··· Page excerpt
Donohoo also claimed the O’Briens made the children eat frozen bread, hit the 17-year-old on the hand with a ruler, used pepper spray on a now-20-year-old and didn’t feed the six for extended periods.

“When children are repeatedly humiliated and tormented for years, prison is the expected outcome,” Donohoo said.

A presentence investigation by the Wisconsin Department of Corrections recommended each serve six years in prison and six years of probation, Simanek said.

Two adopted children spoke during the sentencing and each asked, “Why me?”

The 17-year-old girl wiped tears fas she read her statement.

“To this day, I still wonder, why me? Why did you hurt me? What did I do to deserve this? … I was only good enough to be your punching bag.”

While her emotional family and friends sat behind her in the pews, she explained that she struggles from not having a normal childhood. She said she wondered if the O’Briens ever loved her.

An emotional Martin and Kathleen made separate statements, touching upon the same core topics of love and self-improvement.

“I love my kids on both sides of the aisle today,” Martin said fighting back tears while Kathleen rubbed his back. “I realize I didn’t say that enough. I don’t think I’ve said that enough to any of them.”

Kathleen admitted she should have sought help in managing the struggles the family was going through.

“I now know there can be a profound difference between children who remain with their birth parents and those who have been thrust into a new family dynamic,” Kathleen said.

“I now know those key difference can manifest at any age, and even my background in education combined with years of parenting experience did not fully equip me to most successfully handle the myriad of underlying effects that my children, to no fault of their own, manifested prior to joining our family.”

Simanek ordered that the jail terms be served with release privileges for the O’Briens to go to work, to school and to check on their home.
······
**Given instruction A**
Copy out the rows that begin with the one containing "y-tick-label: -1.50 <box>29 374 45 381</box>" and end with the one containing "brent-price-point <box>435 191 437 193</box>", keeping both of those rows.
··· Given data
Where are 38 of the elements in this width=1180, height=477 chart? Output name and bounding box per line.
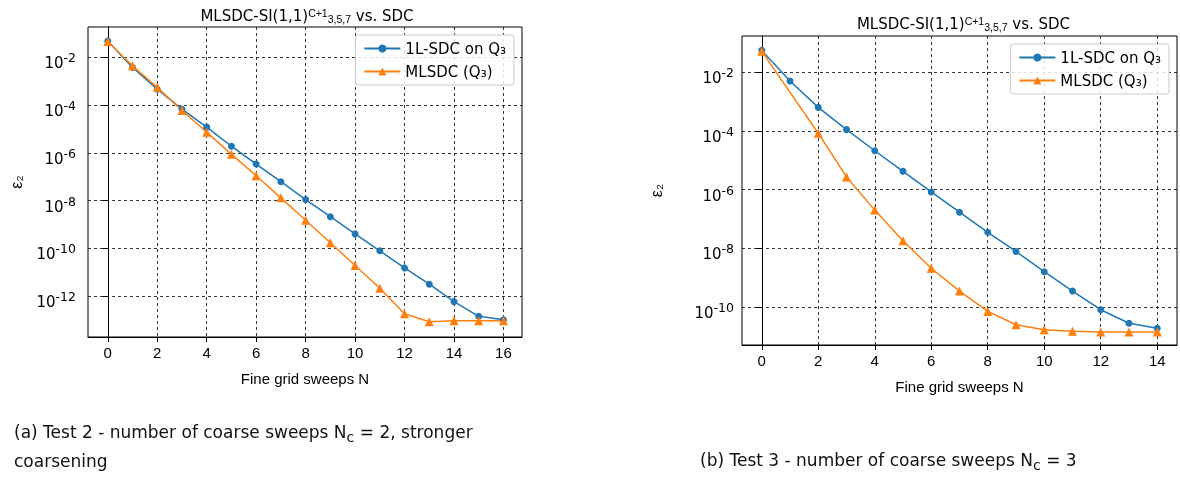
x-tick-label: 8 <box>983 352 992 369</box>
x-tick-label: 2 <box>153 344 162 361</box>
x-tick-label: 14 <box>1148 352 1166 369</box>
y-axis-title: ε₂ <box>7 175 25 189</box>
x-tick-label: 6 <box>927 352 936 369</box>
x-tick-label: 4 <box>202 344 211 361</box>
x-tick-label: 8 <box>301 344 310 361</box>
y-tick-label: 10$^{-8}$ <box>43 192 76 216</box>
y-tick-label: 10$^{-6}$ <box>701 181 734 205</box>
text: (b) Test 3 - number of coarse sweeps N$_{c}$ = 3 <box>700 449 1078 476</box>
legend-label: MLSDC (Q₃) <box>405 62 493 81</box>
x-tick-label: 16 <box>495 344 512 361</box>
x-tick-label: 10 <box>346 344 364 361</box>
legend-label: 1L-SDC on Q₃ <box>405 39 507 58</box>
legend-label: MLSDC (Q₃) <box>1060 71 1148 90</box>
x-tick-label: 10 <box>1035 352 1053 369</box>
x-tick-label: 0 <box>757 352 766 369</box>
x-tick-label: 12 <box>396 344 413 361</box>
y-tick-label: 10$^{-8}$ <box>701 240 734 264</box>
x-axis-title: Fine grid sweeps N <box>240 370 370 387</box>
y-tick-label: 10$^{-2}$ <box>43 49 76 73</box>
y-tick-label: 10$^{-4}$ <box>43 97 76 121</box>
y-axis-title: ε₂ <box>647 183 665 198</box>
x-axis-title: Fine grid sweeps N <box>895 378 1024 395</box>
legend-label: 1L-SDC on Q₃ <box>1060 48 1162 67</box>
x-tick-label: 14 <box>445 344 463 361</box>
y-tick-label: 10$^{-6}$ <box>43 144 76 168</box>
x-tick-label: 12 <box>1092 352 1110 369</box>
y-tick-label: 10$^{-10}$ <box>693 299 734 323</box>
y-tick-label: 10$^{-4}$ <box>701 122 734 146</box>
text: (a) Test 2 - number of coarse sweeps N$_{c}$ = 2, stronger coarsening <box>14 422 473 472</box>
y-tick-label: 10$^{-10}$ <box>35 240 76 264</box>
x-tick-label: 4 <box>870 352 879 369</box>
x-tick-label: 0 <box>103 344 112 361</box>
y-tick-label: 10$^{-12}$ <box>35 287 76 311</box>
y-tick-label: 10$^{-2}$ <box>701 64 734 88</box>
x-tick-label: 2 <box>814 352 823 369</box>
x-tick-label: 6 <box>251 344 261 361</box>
······
··· Given data
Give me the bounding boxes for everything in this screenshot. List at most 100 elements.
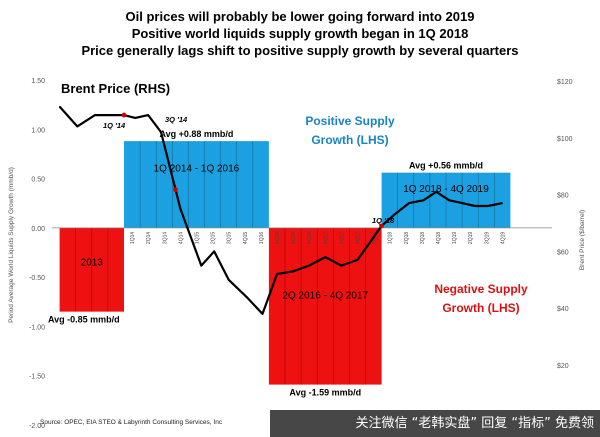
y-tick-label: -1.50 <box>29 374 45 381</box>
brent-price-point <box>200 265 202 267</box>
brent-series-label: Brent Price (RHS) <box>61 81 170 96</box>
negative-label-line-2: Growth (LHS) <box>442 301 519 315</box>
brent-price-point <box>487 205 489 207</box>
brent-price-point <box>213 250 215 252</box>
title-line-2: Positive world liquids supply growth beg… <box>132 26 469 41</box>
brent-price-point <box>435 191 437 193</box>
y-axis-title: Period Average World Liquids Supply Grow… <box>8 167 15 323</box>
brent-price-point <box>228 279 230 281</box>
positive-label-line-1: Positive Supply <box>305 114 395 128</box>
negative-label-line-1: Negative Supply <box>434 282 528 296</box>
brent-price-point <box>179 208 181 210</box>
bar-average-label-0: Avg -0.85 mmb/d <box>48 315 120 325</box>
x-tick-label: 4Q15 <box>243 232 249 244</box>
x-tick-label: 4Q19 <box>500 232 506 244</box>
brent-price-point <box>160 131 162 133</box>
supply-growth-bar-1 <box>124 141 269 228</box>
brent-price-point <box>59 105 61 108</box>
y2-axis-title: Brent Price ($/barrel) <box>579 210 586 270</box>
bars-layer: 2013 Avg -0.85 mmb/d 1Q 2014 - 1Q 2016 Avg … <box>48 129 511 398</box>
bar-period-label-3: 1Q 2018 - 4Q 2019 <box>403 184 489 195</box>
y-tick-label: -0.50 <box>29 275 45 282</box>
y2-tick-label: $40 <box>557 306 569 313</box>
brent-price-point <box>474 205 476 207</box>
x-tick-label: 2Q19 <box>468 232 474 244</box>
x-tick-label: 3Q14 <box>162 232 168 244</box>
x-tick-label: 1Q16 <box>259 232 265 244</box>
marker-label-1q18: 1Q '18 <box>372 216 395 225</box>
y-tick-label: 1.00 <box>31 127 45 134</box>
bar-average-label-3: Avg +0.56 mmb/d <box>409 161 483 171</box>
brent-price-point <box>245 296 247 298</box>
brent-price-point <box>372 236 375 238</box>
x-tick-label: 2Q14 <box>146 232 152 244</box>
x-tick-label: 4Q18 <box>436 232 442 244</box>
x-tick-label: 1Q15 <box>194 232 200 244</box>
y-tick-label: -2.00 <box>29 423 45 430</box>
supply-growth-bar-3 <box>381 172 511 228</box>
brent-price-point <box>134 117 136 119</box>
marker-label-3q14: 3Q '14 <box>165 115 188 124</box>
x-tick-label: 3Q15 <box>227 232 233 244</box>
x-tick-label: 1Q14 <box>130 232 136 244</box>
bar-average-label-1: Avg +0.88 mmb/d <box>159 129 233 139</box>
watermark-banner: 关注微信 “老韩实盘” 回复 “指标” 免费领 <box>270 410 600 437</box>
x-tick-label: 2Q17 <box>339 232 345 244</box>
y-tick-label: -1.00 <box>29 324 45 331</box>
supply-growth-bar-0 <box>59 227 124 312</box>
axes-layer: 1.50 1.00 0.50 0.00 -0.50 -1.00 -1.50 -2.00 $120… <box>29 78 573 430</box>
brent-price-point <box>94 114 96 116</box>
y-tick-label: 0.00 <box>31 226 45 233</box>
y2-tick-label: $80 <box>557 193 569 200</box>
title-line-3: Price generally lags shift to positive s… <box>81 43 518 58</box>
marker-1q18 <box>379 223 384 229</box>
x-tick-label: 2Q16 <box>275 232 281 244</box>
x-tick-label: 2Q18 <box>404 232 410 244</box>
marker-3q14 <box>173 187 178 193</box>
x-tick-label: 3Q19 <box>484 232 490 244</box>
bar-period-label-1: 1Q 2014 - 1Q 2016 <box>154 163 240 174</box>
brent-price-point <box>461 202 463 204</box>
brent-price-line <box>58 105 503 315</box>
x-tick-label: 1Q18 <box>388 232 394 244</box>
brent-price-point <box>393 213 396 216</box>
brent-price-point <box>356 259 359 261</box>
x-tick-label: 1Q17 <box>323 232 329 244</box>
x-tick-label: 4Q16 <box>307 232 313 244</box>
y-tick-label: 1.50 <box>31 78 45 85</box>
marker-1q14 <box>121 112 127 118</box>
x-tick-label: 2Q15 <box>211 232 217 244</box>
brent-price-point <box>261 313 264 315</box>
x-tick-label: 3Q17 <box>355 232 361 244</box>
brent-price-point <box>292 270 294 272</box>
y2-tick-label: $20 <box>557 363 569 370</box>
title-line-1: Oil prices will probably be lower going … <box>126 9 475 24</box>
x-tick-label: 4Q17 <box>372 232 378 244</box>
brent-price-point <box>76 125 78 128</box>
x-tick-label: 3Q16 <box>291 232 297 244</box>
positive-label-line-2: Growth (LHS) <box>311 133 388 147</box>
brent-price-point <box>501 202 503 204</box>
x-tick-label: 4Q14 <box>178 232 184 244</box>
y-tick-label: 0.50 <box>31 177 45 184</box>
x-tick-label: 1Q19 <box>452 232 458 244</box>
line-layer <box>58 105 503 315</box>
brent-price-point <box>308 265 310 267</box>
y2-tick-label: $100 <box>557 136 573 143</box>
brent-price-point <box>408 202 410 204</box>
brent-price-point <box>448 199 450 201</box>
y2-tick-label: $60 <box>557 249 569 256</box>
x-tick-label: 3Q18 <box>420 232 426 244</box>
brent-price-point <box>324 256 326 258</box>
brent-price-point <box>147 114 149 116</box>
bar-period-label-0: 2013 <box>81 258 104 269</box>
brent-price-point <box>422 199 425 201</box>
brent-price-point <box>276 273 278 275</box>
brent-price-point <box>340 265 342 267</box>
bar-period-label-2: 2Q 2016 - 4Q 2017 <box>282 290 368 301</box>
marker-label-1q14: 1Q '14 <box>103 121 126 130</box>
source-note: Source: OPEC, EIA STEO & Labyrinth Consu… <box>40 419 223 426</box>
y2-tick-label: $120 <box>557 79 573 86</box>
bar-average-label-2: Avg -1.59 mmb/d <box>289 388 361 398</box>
······
**Given instruction B**
According to the report on the O'Briens' sentencing, what did the Wisconsin Department of Corrections' presentence investigation recommend for each of them?

**Exercise solution A**
y-tick-label: -1.50 <box>29 374 45 381</box>
brent-price-point <box>200 265 202 267</box>
brent-series-label: Brent Price (RHS) <box>61 81 170 96</box>
negative-label-line-2: Growth (LHS) <box>442 301 519 315</box>
brent-price-point <box>487 205 489 207</box>
brent-price-point <box>213 250 215 252</box>
title-line-2: Positive world liquids supply growth beg… <box>132 26 469 41</box>
brent-price-point <box>435 191 437 193</box>

**Exercise solution B**
Six years in prison and six years of probation.